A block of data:

==========

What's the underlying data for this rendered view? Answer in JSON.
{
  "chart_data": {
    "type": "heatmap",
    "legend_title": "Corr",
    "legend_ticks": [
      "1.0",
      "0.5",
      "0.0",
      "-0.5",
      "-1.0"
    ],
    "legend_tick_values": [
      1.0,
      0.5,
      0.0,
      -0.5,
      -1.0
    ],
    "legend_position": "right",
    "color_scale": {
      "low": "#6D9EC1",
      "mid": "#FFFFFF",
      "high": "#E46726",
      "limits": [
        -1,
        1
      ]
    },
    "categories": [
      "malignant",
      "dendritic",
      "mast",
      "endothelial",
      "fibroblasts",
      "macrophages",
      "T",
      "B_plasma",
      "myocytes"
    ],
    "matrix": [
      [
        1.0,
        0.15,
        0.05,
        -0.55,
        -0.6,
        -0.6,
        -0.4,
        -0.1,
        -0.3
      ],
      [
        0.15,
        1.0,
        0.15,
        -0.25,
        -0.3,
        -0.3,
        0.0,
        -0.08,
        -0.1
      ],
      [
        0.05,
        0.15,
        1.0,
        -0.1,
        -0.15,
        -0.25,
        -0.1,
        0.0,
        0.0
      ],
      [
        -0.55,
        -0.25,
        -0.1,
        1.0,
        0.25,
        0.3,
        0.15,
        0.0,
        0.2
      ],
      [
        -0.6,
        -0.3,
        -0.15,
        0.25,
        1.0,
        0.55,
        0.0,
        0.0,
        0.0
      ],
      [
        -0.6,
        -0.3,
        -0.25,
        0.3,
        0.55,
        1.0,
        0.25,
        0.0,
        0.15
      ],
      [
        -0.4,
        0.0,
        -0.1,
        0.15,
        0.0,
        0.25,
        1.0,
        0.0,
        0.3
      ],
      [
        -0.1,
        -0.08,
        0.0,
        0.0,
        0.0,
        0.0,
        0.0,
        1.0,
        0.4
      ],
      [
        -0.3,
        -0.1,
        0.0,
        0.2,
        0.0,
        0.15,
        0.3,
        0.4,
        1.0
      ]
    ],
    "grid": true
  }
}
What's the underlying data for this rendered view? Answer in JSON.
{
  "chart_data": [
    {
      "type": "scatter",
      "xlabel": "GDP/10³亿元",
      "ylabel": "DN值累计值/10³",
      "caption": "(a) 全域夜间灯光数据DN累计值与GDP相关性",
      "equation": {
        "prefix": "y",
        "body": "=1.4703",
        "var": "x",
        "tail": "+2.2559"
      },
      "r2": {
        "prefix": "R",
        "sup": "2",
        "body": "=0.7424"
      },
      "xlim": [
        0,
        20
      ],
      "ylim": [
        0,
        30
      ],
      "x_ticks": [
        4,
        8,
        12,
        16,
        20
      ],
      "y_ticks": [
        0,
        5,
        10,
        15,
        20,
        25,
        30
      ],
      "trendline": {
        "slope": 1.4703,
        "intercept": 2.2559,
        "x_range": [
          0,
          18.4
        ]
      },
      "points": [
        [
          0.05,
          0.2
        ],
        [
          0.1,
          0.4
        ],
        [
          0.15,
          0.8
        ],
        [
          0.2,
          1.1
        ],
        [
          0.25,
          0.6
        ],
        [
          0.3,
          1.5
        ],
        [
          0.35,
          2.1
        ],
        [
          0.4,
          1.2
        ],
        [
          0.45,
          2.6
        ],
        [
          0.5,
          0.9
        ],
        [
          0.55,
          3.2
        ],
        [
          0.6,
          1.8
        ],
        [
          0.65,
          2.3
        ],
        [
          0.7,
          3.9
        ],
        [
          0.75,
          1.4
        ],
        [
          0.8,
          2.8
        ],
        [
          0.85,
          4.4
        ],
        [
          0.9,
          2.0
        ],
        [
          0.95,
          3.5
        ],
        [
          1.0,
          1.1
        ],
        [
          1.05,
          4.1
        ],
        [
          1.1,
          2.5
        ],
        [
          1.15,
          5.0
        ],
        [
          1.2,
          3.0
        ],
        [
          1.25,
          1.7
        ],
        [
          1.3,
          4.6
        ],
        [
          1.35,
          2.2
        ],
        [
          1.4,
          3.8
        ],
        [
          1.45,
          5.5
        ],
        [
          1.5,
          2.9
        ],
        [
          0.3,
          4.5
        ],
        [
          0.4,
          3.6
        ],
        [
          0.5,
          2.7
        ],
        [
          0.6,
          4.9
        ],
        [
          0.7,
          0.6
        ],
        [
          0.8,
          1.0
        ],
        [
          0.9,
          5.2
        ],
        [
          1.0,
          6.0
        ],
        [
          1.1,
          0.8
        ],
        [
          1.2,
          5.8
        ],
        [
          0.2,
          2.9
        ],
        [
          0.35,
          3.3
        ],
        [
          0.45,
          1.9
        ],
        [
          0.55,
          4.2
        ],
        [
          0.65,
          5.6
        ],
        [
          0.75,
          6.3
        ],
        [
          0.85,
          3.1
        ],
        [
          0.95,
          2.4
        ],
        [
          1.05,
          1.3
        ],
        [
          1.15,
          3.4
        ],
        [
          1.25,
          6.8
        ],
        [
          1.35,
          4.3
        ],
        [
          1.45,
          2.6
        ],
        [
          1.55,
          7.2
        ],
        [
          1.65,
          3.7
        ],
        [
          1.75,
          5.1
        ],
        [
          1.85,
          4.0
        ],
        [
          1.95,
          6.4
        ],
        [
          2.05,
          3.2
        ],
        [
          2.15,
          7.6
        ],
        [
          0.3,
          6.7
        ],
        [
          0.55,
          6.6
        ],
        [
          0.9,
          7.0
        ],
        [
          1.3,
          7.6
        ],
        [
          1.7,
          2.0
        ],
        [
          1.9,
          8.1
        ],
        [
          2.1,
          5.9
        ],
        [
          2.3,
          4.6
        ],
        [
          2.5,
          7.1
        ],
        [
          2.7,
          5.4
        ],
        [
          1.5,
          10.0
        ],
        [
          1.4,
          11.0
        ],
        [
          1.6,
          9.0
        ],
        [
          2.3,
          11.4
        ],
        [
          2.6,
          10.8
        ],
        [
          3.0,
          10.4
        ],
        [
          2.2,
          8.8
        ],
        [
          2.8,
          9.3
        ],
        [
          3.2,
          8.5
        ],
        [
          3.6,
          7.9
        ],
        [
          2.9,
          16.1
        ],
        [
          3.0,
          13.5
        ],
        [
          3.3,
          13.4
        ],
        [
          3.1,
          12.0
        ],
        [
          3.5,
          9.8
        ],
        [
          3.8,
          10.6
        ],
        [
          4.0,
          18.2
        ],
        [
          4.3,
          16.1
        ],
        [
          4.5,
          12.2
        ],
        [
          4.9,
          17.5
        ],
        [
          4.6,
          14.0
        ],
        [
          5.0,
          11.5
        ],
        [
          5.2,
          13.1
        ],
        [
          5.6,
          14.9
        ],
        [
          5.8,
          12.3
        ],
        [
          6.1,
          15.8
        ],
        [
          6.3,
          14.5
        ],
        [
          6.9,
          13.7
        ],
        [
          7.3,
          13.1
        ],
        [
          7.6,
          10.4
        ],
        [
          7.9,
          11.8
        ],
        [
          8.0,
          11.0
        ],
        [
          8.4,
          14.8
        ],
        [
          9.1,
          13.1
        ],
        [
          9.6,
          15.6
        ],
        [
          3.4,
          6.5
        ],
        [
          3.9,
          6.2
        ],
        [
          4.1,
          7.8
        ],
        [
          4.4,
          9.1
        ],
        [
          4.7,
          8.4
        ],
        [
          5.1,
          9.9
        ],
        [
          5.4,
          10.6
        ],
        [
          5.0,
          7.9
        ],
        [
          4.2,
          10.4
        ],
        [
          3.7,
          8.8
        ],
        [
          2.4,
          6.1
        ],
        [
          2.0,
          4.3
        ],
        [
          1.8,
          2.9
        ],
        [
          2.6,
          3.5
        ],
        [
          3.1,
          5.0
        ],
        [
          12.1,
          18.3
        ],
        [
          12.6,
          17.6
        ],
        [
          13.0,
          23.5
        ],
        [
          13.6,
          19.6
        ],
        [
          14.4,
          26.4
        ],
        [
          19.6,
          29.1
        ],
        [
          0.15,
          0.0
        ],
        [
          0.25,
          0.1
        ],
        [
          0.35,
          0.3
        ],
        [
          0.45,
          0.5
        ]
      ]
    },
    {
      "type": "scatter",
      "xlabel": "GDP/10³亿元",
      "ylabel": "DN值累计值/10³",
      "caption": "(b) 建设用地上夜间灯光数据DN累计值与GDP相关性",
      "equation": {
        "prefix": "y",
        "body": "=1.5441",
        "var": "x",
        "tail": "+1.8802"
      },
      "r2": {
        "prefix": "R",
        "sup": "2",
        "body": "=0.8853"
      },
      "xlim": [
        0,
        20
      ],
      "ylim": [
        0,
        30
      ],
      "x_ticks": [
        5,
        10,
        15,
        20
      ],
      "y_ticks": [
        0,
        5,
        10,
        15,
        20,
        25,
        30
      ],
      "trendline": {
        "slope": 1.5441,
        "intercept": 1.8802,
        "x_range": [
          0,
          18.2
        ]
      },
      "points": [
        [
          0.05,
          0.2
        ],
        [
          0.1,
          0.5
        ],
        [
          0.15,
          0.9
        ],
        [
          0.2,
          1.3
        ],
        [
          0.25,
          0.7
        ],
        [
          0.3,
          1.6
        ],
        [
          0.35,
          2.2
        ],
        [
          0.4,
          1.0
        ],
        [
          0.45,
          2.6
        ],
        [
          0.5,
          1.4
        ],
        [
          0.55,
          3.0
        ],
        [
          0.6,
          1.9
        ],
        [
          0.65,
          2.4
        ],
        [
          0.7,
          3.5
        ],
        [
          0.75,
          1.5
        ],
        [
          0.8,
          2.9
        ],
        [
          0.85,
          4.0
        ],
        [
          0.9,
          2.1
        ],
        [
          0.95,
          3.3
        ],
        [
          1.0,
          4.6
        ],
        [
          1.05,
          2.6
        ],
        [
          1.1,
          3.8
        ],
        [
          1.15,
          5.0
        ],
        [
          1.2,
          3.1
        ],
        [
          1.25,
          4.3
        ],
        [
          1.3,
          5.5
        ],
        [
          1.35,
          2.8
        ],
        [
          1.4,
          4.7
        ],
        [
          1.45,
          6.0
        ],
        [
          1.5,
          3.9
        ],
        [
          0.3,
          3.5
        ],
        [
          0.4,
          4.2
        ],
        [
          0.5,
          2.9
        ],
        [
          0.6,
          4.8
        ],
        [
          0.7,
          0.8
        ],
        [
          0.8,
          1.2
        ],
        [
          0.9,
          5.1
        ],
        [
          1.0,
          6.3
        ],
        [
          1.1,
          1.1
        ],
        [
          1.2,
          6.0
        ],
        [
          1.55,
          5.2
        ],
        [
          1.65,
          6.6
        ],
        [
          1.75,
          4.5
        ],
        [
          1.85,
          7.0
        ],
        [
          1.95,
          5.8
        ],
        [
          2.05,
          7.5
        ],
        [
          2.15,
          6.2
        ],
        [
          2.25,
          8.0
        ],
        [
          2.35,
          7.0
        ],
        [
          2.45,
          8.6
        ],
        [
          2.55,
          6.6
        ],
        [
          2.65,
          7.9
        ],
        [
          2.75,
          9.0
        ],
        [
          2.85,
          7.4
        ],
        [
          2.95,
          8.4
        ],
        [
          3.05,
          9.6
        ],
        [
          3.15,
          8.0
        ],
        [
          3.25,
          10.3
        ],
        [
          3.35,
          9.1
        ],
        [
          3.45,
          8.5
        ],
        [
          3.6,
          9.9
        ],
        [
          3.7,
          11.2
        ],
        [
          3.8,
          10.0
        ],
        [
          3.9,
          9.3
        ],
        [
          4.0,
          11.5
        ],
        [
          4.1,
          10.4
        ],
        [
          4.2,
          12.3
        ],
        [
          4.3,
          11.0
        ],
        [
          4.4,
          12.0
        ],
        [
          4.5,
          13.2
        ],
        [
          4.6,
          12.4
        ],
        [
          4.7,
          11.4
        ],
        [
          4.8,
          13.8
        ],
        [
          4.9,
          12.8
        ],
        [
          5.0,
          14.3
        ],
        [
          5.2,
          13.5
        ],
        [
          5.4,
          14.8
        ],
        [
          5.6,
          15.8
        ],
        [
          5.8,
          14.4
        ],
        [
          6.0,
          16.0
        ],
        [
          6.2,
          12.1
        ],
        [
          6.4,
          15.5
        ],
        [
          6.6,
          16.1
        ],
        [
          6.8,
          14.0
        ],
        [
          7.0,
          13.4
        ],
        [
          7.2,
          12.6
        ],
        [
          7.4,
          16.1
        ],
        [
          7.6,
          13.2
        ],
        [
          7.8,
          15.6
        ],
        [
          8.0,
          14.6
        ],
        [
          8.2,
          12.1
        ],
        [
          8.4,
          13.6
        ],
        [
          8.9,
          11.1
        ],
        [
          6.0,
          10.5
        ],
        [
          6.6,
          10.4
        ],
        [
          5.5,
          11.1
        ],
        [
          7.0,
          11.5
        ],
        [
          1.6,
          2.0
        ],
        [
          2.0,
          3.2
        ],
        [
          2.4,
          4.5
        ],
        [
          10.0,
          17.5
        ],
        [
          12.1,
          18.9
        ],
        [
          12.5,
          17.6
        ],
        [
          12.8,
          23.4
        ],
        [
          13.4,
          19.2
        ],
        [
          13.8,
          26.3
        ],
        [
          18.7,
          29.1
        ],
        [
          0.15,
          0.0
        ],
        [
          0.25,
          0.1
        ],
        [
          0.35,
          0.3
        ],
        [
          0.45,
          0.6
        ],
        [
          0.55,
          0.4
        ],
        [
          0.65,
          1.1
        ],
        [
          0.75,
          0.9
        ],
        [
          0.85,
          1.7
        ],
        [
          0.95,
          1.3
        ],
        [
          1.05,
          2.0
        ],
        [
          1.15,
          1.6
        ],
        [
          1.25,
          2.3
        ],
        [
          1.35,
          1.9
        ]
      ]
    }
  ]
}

==========

▶ _What you need to do_: Look through the material above. Copy each line where the word "caption" appears.

▶ _Answer to the problem_:
      "caption": "(a) 全域夜间灯光数据DN累计值与GDP相关性",
      "caption": "(b) 建设用地上夜间灯光数据DN累计值与GDP相关性",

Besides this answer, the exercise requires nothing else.